A faithful repeat of all the records, with no image kept, is the required answer.

(Listed entries Opens)

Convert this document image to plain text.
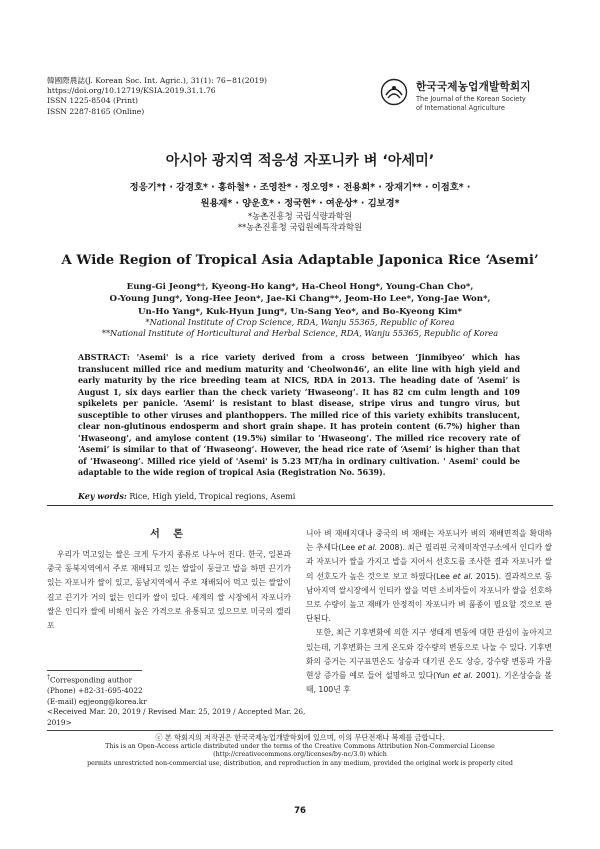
韓國際農誌(J. Korean Soc. Int. Agric.), 31(1): 76~81(2019)
https://doi.org/10.12719/KSIA.2019.31.1.76
ISSN 1225-8504 (Print)
ISSN 2287-8165 (Online)
한국국제농업개발학회지
The Journal of the Korean Society
of International Agriculture
아시아 광지역 적응성 자포니카 벼 ‘아세미’
정응기*† · 강경호* · 홍하철* · 조영찬* · 정오영* · 전용희* · 장재기** · 이점호* ·
원용재* · 양운호* · 정국현* · 여운상* · 김보경*
*농촌진흥청 국립식량과학원
**농촌진흥청 국립원예특작과학원
A Wide Region of Tropical Asia Adaptable Japonica Rice ‘Asemi’
Eung-Gi Jeong*†, Kyeong-Ho kang*, Ha-Cheol Hong*, Young-Chan Cho*,
O-Young Jung*, Yong-Hee Jeon*, Jae-Ki Chang**, Jeom-Ho Lee*, Yong-Jae Won*,
Un-Ho Yang*, Kuk-Hyun Jung*, Un-Sang Yeo*, and Bo-Kyeong Kim*
*National Institute of Crop Science, RDA, Wanju 55365, Republic of Korea
**National Institute of Horticultural and Herbal Science, RDA, Wanju 55365, Republic of Korea
ABSTRACT: 'Asemi' is a rice variety derived from a cross between ‘Jinmibyeo’ which has translucent milled rice and medium maturity and ‘Cheolwon46’, an elite line with high yield and early maturity by the rice breeding team at NICS, RDA in 2013. The heading date of ‘Asemi’ is August 1, six days earlier than the check variety ‘Hwaseong’. It has 82 cm culm length and 109 spikelets per panicle. ‘Asemi’ is resistant to blast disease, stripe virus and tungro virus, but susceptible to other viruses and planthoppers. The milled rice of this variety exhibits translucent, clear non-glutinous endosperm and short grain shape. It has protein content (6.7%) higher than ‘Hwaseong’, and amylose content (19.5%) similar to ‘Hwaseong’. The milled rice recovery rate of ‘Asemi’ is similar to that of ‘Hwaseong’. However, the head rice rate of ‘Asemi’ is higher than that of ‘Hwaseong’. Milled rice yield of 'Asemi' is 5.23 MT/ha in ordinary cultivation. ' Asemi' could be adaptable to the wide region of tropical Asia (Registration No. 5639).
Key words: Rice, High yield, Tropical regions, Asemi
서 론
우리가 먹고있는 쌀은 크게 두가지 종류로 나누어 진다. 한국, 일본과 중국 동북지역에서 주로 재배되고 있는 쌀알이 둥글고 밥을 하면 끈기가 있는 자포니카 쌀이 있고, 동남지역에서 주로 재배되어 먹고 있는 쌀알이 길고 끈기가 거의 없는 인디카 쌀이 있다. 세계의 쌀 시장에서 자포니카 쌀은 인디카 쌀에 비해서 높은 가격으로 유통되고 있으므로 미국의 캘리포

니아 벼 재배지대나 중국의 벼 재배는 자포니카 벼의 재배면적을 확대하는 추세다(Lee et al. 2008). 최근 필리핀 국제미작연구소에서 인디카 쌀과 자포니카 쌀을 가지고 밥을 지어서 선호도를 조사한 결과 자포니카 쌀의 선호도가 높은 것으로 보고 하였다(Lee et al. 2015). 결과적으로 동남아지역 쌀시장에서 인티카 쌀을 먹던 소비자들이 자포니카 쌀을 선호하므로 수량이 높고 재배가 안정적이 자포니카 벼 품종이 필요할 것으로 판단된다.

또한, 최근 기후변화에 의한 지구 생태계 변동에 대한 관심이 높아지고 있는데, 기후변화는 크게 온도와 강수량의 변동으로 나눌 수 있다. 기후변화의 증거는 지구표면온도 상승과 대기권 온도 상승, 강수량 변동과 가뭄현상 증가를 예로 들어 설명하고 있다(Yun et al. 2001). 기온상승을 볼 때, 100년 후

†Corresponding author
(Phone) +82-31-695-4022
(E-mail) egjeong@korea.kr
<Received Mar. 20, 2019 / Revised Mar. 25, 2019 / Accepted Mar. 26, 2019>
ⓒ 본 학회지의 저작권은 한국국제농업개발학회에 있으며, 이의 무단전재나 복제를 금합니다.
This is an Open-Access article distributed under the terms of the Creative Commons Attribution Non-Commercial License (http://creativecommons.org/licenses/by-nc/3.0) which
permits unrestricted non-commercial use, distribution, and reproduction in any medium, provided the original work is properly cited
76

(Listed entries Closes)

> Solution to this task
Convert this document image to plain text.
韓國際農誌(J. Korean Soc. Int. Agric.), 31(1): 76~81(2019)
https://doi.org/10.12719/KSIA.2019.31.1.76
ISSN 1225-8504 (Print)
ISSN 2287-8165 (Online)
한국국제농업개발학회지
The Journal of the Korean Society
of International Agriculture
아시아 광지역 적응성 자포니카 벼 ‘아세미’
정응기*† · 강경호* · 홍하철* · 조영찬* · 정오영* · 전용희* · 장재기** · 이점호* ·
원용재* · 양운호* · 정국현* · 여운상* · 김보경*
*농촌진흥청 국립식량과학원
**농촌진흥청 국립원예특작과학원
A Wide Region of Tropical Asia Adaptable Japonica Rice ‘Asemi’
Eung-Gi Jeong*†, Kyeong-Ho kang*, Ha-Cheol Hong*, Young-Chan Cho*,
O-Young Jung*, Yong-Hee Jeon*, Jae-Ki Chang**, Jeom-Ho Lee*, Yong-Jae Won*,
Un-Ho Yang*, Kuk-Hyun Jung*, Un-Sang Yeo*, and Bo-Kyeong Kim*
*National Institute of Crop Science, RDA, Wanju 55365, Republic of Korea
**National Institute of Horticultural and Herbal Science, RDA, Wanju 55365, Republic of Korea
ABSTRACT: 'Asemi' is a rice variety derived from a cross between ‘Jinmibyeo’ which has translucent milled rice and medium maturity and ‘Cheolwon46’, an elite line with high yield and early maturity by the rice breeding team at NICS, RDA in 2013. The heading date of ‘Asemi’ is August 1, six days earlier than the check variety ‘Hwaseong’. It has 82 cm culm length and 109 spikelets per panicle. ‘Asemi’ is resistant to blast disease, stripe virus and tungro virus, but susceptible to other viruses and planthoppers. The milled rice of this variety exhibits translucent, clear non-glutinous endosperm and short grain shape. It has protein content (6.7%) higher than ‘Hwaseong’, and amylose content (19.5%) similar to ‘Hwaseong’. The milled rice recovery rate of ‘Asemi’ is similar to that of ‘Hwaseong’. However, the head rice rate of ‘Asemi’ is higher than that of ‘Hwaseong’. Milled rice yield of 'Asemi' is 5.23 MT/ha in ordinary cultivation. ' Asemi' could be adaptable to the wide region of tropical Asia (Registration No. 5639).
Key words: Rice, High yield, Tropical regions, Asemi
서 론
우리가 먹고있는 쌀은 크게 두가지 종류로 나누어 진다. 한국, 일본과 중국 동북지역에서 주로 재배되고 있는 쌀알이 둥글고 밥을 하면 끈기가 있는 자포니카 쌀이 있고, 동남지역에서 주로 재배되어 먹고 있는 쌀알이 길고 끈기가 거의 없는 인디카 쌀이 있다. 세계의 쌀 시장에서 자포니카 쌀은 인디카 쌀에 비해서 높은 가격으로 유통되고 있으므로 미국의 캘리포

니아 벼 재배지대나 중국의 벼 재배는 자포니카 벼의 재배면적을 확대하는 추세다(Lee et al. 2008). 최근 필리핀 국제미작연구소에서 인디카 쌀과 자포니카 쌀을 가지고 밥을 지어서 선호도를 조사한 결과 자포니카 쌀의 선호도가 높은 것으로 보고 하였다(Lee et al. 2015). 결과적으로 동남아지역 쌀시장에서 인티카 쌀을 먹던 소비자들이 자포니카 쌀을 선호하므로 수량이 높고 재배가 안정적이 자포니카 벼 품종이 필요할 것으로 판단된다.

또한, 최근 기후변화에 의한 지구 생태계 변동에 대한 관심이 높아지고 있는데, 기후변화는 크게 온도와 강수량의 변동으로 나눌 수 있다. 기후변화의 증거는 지구표면온도 상승과 대기권 온도 상승, 강수량 변동과 가뭄현상 증가를 예로 들어 설명하고 있다(Yun et al. 2001). 기온상승을 볼 때, 100년 후

†Corresponding author
(Phone) +82-31-695-4022
(E-mail) egjeong@korea.kr
<Received Mar. 20, 2019 / Revised Mar. 25, 2019 / Accepted Mar. 26, 2019>
ⓒ 본 학회지의 저작권은 한국국제농업개발학회에 있으며, 이의 무단전재나 복제를 금합니다.
This is an Open-Access article distributed under the terms of the Creative Commons Attribution Non-Commercial License (http://creativecommons.org/licenses/by-nc/3.0) which
permits unrestricted non-commercial use, distribution, and reproduction in any medium, provided the original work is properly cited
76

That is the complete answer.